Scan the material that follows. Copy every line containing the word "value".

[Saved entries]
◆ ◆ ◆ ◆
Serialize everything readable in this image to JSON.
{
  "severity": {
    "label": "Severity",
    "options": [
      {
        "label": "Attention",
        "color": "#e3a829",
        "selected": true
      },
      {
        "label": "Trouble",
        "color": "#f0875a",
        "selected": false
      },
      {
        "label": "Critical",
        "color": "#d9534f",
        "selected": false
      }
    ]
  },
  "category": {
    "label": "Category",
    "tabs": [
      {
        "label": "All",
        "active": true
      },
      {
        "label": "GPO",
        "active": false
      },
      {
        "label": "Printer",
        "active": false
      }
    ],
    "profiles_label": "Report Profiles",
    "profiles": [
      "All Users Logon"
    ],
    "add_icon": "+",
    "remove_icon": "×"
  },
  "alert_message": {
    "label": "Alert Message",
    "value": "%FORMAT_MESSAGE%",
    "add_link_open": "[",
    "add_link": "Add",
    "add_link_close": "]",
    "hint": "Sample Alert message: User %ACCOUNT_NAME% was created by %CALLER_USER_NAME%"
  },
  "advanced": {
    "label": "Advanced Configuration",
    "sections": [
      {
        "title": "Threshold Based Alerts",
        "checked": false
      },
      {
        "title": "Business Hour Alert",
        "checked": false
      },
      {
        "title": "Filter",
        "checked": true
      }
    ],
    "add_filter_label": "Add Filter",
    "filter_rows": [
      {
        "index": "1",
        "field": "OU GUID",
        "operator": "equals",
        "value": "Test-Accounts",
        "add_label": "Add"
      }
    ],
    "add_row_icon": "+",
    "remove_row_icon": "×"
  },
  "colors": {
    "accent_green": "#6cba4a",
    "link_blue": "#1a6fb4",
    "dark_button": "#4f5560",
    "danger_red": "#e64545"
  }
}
◆ ◆ ◆ ◆
The output →
    "value": "%FORMAT_MESSAGE%",
        "value": "Test-Accounts",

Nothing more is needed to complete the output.